Partes del ejercicio:
(1) Según la reseña sobre Los juegos del hambre, ¿cuánto recaudó la película en su primer fin de semana de estreno en EE.UU.?
(2) Prosigue la reseña sobre Los juegos del hambre a partir de donde termina.

Texto extraído:
# # # # #

Katniss se proclama “voluntaria” y ocupa enseguida su lugar. Con ella se irá al juego Peeta, un muchacho cuyas mayores virtudes son: cargar bultos pesados y estar enamorado de Katniss Everdeen. Él le proclama su amor en la “previa” televisiva. Son proclamados “los amantes trágicos del distrito 12”.

Aquí empieza de veras esta aventura donde la crueldad juvenil sirve de pretexto para construir una sátira feroz sobre una realidad política no muy lejana. Si en Blade Runner Los Ángeles de 2019 es una ciudad infernal bañada por una lluvia ácida, con réplicas de humanos sobre sus calles, y en The Road la falta de clemencia con el prójimo es el pasaporte a la supervivencia, en Los juegos del hambre es el hombre (y las mujeres) quienes se matan entre sí, ante los ojos de miles de voyeur (los televidentes) quienes más que sangre, quieren adrenalina. Como en ciertas novelas policíacas: no basta con saber quién es el asesino: la masa quiere ver cómo se mata a las víctimas. En vivo y en directo.

Los juegos del hambre, la película, es la adaptación de la primera entrega de la serie de Suzanne Collins y obtuvo un arrollador éxito de taquilla en su primer fin de semana de estreno en EE.UU., con una recaudación de 155 millones de dólares (su presupuesto fue de 78 millones), situándose como el mejor estreno de la historia en primavera. Después hizo furor en España y ahora produce escozor en América Latina, continente pacato si los hay.

El filme ha creado una furibunda polémica entre políticos y padres de familia (en los EE.UU., y en todo el mundo), con su visión nada edulcorada de la violencia juvenil y la exacerbación del nihilismo púber. Terreno donde la masa, alentada por los políticos, convierte cualquier cosa en mero espectáculo. Por su sátira de la sociedad post-industrial en decadencia, pero sobre todo por su carga de crueldad. En una sociedad lacerada por matanzas perpetradas por jovencitos, bien reales, como la de la secundaria de Columbine, no se han tomado a juego estos juegos, que pretenden ser
del hambre y más bien son del horror.

# # # # #

[Extracto del conjunto de datos]
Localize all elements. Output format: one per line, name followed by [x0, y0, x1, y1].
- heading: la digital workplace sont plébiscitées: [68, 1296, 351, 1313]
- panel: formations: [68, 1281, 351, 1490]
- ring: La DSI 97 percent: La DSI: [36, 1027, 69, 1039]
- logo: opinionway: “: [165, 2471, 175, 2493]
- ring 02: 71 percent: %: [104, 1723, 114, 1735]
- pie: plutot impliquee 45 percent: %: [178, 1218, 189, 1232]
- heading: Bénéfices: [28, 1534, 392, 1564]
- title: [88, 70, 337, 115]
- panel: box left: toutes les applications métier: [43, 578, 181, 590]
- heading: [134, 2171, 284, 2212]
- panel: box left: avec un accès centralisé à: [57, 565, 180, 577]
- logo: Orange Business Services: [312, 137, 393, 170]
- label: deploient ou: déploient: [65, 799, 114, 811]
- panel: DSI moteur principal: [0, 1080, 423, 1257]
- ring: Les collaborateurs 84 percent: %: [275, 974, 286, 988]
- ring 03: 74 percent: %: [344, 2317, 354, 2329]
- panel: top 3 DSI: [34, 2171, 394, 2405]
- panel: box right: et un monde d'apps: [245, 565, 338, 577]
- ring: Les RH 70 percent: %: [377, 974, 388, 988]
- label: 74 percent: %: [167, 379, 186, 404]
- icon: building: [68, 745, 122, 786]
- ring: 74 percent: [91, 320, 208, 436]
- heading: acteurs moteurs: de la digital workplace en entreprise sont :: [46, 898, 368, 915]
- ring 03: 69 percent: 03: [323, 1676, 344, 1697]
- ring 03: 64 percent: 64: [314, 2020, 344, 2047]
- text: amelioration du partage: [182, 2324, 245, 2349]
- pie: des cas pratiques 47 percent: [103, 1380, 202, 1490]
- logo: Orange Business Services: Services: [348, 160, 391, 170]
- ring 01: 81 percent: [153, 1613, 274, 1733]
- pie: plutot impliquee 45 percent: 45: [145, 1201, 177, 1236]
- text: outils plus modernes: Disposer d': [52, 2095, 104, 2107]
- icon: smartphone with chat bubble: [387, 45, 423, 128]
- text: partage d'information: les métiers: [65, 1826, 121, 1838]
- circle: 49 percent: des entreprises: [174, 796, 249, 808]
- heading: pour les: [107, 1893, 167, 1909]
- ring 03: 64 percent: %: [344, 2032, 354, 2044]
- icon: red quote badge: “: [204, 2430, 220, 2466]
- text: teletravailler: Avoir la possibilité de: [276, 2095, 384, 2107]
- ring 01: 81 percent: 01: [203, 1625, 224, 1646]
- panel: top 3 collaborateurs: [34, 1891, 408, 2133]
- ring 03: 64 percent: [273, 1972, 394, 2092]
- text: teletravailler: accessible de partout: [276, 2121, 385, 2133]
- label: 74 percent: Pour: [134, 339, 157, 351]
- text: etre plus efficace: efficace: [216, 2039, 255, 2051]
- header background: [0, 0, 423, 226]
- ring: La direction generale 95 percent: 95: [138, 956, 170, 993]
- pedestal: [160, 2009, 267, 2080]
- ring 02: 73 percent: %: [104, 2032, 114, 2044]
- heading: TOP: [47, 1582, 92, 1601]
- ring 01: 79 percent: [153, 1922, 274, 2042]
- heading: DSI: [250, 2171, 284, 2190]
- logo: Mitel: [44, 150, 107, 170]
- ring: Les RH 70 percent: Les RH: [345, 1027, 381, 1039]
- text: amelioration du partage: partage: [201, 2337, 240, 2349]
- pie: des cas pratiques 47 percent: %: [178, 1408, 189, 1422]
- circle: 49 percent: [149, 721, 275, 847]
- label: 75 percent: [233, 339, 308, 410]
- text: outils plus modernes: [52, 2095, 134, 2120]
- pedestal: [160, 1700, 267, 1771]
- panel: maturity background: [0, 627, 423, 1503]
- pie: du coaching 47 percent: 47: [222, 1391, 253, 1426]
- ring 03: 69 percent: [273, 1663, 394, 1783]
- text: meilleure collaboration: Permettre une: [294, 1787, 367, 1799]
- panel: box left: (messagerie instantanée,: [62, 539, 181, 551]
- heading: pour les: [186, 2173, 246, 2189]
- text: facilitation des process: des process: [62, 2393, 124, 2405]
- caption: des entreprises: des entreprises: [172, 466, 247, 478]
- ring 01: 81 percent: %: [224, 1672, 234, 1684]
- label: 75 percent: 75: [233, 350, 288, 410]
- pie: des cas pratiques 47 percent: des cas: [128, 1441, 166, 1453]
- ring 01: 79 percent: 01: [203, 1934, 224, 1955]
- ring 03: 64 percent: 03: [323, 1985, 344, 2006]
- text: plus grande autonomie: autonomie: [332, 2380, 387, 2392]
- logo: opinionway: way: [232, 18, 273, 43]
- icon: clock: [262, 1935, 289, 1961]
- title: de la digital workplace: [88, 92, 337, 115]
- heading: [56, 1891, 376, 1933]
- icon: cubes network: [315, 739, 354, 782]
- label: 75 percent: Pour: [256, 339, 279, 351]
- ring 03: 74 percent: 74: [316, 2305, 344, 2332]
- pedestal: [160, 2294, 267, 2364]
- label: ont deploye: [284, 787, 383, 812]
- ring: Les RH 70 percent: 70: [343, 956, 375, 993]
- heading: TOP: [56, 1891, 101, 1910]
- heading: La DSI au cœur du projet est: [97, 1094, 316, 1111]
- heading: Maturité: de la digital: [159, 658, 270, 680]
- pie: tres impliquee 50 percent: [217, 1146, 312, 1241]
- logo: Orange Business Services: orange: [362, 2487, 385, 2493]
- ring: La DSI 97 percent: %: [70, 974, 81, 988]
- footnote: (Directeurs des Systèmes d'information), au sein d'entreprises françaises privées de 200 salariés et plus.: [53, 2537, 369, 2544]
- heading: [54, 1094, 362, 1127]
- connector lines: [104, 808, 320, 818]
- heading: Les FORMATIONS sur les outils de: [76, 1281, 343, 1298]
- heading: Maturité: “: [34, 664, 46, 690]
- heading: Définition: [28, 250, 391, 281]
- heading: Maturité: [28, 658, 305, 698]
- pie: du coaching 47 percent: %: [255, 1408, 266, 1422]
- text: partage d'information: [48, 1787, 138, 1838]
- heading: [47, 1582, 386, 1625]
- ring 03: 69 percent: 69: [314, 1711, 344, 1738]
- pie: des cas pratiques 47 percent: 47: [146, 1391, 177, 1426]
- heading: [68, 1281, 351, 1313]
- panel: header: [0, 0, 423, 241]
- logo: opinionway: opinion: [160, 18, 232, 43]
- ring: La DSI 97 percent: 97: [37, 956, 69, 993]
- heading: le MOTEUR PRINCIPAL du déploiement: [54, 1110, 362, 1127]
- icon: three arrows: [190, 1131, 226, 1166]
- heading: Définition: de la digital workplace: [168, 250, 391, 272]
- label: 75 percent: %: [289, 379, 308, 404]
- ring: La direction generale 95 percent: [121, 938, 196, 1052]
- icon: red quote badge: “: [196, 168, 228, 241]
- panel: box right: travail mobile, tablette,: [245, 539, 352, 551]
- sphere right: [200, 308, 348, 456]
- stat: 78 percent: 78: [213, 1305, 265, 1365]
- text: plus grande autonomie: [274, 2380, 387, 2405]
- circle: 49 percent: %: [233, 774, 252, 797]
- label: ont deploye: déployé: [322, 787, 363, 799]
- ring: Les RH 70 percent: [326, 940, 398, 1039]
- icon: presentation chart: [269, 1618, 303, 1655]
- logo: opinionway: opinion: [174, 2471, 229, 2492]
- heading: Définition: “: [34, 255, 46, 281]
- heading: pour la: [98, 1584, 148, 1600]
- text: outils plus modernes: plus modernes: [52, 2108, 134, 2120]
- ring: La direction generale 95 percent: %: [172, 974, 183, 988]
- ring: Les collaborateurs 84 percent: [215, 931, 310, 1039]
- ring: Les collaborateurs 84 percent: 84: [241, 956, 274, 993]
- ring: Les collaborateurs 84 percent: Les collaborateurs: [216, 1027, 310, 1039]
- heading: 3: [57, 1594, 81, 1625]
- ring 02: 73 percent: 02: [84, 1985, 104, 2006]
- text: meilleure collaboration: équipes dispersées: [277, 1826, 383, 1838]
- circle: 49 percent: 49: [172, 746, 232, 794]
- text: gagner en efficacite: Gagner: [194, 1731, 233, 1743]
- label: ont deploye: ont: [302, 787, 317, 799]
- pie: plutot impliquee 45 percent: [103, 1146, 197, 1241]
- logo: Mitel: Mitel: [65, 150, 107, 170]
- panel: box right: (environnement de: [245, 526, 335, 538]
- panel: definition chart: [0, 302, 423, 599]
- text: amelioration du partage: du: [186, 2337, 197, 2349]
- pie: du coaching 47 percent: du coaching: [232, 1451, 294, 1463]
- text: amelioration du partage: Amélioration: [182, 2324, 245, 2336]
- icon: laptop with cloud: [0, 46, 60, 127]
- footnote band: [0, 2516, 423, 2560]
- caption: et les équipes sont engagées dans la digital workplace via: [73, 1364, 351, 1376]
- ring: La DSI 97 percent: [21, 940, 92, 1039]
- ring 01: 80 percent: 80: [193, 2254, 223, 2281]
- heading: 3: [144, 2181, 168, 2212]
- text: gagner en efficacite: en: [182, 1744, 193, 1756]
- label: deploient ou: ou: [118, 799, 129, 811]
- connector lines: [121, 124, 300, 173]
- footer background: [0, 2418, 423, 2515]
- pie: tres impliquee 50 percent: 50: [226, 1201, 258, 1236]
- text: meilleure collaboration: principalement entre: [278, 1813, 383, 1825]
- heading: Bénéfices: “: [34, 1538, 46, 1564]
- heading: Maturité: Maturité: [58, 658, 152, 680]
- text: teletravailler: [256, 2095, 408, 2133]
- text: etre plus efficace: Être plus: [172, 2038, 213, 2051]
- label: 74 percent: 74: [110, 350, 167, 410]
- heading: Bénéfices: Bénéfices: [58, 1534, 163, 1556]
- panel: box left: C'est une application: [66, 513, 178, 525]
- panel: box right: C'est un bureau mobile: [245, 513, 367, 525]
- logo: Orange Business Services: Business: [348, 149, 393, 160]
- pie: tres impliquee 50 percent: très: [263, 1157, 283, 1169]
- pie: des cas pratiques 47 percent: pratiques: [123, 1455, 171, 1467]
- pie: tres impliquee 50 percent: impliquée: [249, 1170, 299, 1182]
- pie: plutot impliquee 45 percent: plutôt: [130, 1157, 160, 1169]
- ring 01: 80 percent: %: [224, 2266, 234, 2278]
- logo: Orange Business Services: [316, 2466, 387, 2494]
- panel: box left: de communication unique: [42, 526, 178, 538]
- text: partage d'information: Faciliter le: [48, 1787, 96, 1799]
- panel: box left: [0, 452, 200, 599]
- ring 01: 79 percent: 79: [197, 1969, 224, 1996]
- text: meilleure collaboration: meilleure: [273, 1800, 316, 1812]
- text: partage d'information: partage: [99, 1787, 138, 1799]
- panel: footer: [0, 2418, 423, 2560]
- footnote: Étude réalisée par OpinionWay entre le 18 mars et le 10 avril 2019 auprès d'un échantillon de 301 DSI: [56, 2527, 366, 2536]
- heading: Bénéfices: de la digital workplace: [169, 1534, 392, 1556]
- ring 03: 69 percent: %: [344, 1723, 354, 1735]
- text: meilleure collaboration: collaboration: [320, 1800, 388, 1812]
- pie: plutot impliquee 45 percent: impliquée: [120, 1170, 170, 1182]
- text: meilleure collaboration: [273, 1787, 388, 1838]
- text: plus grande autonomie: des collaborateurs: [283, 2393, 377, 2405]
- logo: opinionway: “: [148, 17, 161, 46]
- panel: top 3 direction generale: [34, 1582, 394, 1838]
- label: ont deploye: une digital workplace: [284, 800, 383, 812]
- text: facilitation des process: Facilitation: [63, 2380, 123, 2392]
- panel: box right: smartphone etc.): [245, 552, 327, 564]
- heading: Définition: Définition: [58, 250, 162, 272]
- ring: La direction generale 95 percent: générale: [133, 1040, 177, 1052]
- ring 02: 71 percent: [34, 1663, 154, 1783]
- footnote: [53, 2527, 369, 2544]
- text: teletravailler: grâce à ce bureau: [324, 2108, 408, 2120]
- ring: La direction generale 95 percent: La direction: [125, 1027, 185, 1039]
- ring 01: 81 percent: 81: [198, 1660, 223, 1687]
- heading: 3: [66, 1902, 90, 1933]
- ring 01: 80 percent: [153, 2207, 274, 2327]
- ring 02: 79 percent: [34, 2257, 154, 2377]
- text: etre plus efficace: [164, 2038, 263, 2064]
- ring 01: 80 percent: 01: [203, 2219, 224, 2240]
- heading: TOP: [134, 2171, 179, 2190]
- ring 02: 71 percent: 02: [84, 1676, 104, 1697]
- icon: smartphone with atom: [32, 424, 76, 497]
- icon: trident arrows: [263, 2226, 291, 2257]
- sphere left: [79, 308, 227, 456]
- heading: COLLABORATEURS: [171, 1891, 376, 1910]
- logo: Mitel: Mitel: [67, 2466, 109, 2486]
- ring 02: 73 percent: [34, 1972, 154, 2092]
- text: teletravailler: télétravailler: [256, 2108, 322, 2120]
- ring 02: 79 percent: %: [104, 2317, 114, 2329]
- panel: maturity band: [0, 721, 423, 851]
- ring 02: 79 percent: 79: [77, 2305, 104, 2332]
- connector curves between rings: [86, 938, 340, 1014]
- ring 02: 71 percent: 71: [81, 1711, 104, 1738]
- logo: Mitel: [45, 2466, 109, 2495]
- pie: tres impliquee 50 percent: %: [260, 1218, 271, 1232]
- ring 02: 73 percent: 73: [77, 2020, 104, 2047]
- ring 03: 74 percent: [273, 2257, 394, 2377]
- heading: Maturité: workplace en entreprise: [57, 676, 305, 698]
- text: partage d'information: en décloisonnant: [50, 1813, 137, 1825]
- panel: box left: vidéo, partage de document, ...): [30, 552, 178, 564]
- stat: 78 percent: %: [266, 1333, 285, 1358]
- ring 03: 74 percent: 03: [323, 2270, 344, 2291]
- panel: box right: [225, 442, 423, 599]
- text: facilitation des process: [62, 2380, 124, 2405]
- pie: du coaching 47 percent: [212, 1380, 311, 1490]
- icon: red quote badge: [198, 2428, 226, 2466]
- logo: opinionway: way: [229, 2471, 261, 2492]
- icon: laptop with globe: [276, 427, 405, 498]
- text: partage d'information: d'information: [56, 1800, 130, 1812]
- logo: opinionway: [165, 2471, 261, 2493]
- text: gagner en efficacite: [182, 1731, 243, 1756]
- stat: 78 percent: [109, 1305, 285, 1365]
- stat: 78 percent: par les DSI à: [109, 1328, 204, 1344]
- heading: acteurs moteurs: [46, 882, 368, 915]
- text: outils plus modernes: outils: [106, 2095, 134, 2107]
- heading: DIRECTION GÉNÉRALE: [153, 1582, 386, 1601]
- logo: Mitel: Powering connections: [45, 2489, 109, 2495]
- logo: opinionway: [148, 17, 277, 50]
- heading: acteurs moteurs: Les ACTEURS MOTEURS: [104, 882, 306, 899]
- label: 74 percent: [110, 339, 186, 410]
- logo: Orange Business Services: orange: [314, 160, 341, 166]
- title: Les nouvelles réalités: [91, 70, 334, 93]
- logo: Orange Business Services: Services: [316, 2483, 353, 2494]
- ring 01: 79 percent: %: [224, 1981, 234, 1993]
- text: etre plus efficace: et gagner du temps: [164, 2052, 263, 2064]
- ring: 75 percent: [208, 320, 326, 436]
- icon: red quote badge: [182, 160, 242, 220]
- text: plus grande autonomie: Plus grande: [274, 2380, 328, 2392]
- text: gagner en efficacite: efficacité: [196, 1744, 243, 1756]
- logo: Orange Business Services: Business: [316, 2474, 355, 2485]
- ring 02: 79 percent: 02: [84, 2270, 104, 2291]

# # # # #

Respuestas por tarea:
(1) 155 millones de dólares.

(2)
Los psicólogos de medio mundo han puesto el grito en el cielo por causa de la excesiva violencia de este filme, y por cebarse en adolescentes matándose entre sí en este picnic de sangre y delirio. Pero no hay que escandalizarse tanto, en cualquier película de Tarantino rueda más y mejor, la sangre, y las escenas de acción están rodadas de forma más correcta. Lo que más ha inquietado es la moraleja que subyace en el fondo.

Pero no dicen nada los psicólogos de esos programas tipo ‘reality’ y modelo ‘survivor’, donde el mensaje que se envía es que sólo gana el que menos escrúpulos tiene. El que más trampas hace. En la televisión de nuestros días se mata, se humilla, se airean las bajas pasiones y los defectos físicos, pero nadie parece escandalizarse.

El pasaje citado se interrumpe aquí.